PROBLEM DESCRIPTION: Please repeat all of the listing exactly.

Data items
============================================================

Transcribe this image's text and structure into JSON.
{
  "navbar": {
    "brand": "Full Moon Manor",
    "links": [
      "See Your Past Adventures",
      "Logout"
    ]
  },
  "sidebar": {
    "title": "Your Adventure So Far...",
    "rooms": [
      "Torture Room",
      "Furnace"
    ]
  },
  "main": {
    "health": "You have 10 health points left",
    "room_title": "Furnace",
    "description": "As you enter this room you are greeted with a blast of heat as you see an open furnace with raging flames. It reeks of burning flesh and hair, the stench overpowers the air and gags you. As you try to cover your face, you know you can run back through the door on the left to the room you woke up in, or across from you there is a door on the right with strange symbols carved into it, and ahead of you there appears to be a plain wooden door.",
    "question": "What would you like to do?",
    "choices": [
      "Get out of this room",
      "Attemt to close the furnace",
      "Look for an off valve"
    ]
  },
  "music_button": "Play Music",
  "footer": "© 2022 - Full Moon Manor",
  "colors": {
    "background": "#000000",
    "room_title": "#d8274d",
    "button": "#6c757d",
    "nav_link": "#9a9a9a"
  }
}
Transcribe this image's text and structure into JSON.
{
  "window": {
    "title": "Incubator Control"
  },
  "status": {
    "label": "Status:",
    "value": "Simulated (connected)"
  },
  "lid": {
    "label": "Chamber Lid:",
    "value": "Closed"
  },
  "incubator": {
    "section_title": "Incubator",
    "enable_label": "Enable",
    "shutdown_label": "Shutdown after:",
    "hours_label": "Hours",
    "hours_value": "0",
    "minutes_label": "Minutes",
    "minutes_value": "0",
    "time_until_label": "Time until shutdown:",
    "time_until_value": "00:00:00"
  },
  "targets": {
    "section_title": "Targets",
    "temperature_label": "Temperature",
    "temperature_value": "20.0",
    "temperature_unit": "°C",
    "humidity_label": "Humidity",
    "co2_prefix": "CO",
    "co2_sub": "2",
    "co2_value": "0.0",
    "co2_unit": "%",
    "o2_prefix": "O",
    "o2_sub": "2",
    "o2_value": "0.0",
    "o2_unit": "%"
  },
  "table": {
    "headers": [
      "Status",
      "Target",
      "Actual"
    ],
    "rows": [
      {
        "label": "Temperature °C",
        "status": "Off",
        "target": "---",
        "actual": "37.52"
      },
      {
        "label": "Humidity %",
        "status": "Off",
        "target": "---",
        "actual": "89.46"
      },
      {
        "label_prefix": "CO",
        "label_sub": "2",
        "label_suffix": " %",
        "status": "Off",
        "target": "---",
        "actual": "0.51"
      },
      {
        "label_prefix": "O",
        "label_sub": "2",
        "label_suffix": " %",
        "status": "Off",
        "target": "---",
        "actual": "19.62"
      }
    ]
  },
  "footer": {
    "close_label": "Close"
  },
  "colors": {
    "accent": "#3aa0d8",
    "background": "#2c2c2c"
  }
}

============================================================

THE REPLY:
Transcribe this image's text and structure into JSON.
{
  "navbar": {
    "brand": "Full Moon Manor",
    "links": [
      "See Your Past Adventures",
      "Logout"
    ]
  },
  "sidebar": {
    "title": "Your Adventure So Far...",
    "rooms": [
      "Torture Room",
      "Furnace"
    ]
  },
  "main": {
    "health": "You have 10 health points left",
    "room_title": "Furnace",
    "description": "As you enter this room you are greeted with a blast of heat as you see an open furnace with raging flames. It reeks of burning flesh and hair, the stench overpowers the air and gags you. As you try to cover your face, you know you can run back through the door on the left to the room you woke up in, or across from you there is a door on the right with strange symbols carved into it, and ahead of you there appears to be a plain wooden door.",
    "question": "What would you like to do?",
    "choices": [
      "Get out of this room",
      "Attemt to close the furnace",
      "Look for an off valve"
    ]
  },
  "music_button": "Play Music",
  "footer": "© 2022 - Full Moon Manor",
  "colors": {
    "background": "#000000",
    "room_title": "#d8274d",
    "button": "#6c757d",
    "nav_link": "#9a9a9a"
  }
}
Transcribe this image's text and structure into JSON.
{
  "window": {
    "title": "Incubator Control"
  },
  "status": {
    "label": "Status:",
    "value": "Simulated (connected)"
  },
  "lid": {
    "label": "Chamber Lid:",
    "value": "Closed"
  },
  "incubator": {
    "section_title": "Incubator",
    "enable_label": "Enable",
    "shutdown_label": "Shutdown after:",
    "hours_label": "Hours",
    "hours_value": "0",
    "minutes_label": "Minutes",
    "minutes_value": "0",
    "time_until_label": "Time until shutdown:",
    "time_until_value": "00:00:00"
  },
  "targets": {
    "section_title": "Targets",
    "temperature_label": "Temperature",
    "temperature_value": "20.0",
    "temperature_unit": "°C",
    "humidity_label": "Humidity",
    "co2_prefix": "CO",
    "co2_sub": "2",
    "co2_value": "0.0",
    "co2_unit": "%",
    "o2_prefix": "O",
    "o2_sub": "2",
    "o2_value": "0.0",
    "o2_unit": "%"
  },
  "table": {
    "headers": [
      "Status",
      "Target",
      "Actual"
    ],
    "rows": [
      {
        "label": "Temperature °C",
        "status": "Off",
        "target": "---",
        "actual": "37.52"
      },
      {
        "label": "Humidity %",
        "status": "Off",
        "target": "---",
        "actual": "89.46"
      },
      {
        "label_prefix": "CO",
        "label_sub": "2",
        "label_suffix": " %",
        "status": "Off",
        "target": "---",
        "actual": "0.51"
      },
      {
        "label_prefix": "O",
        "label_sub": "2",
        "label_suffix": " %",
        "status": "Off",
        "target": "---",
        "actual": "19.62"
      }
    ]
  },
  "footer": {
    "close_label": "Close"
  },
  "colors": {
    "accent": "#3aa0d8",
    "background": "#2c2c2c"
  }
}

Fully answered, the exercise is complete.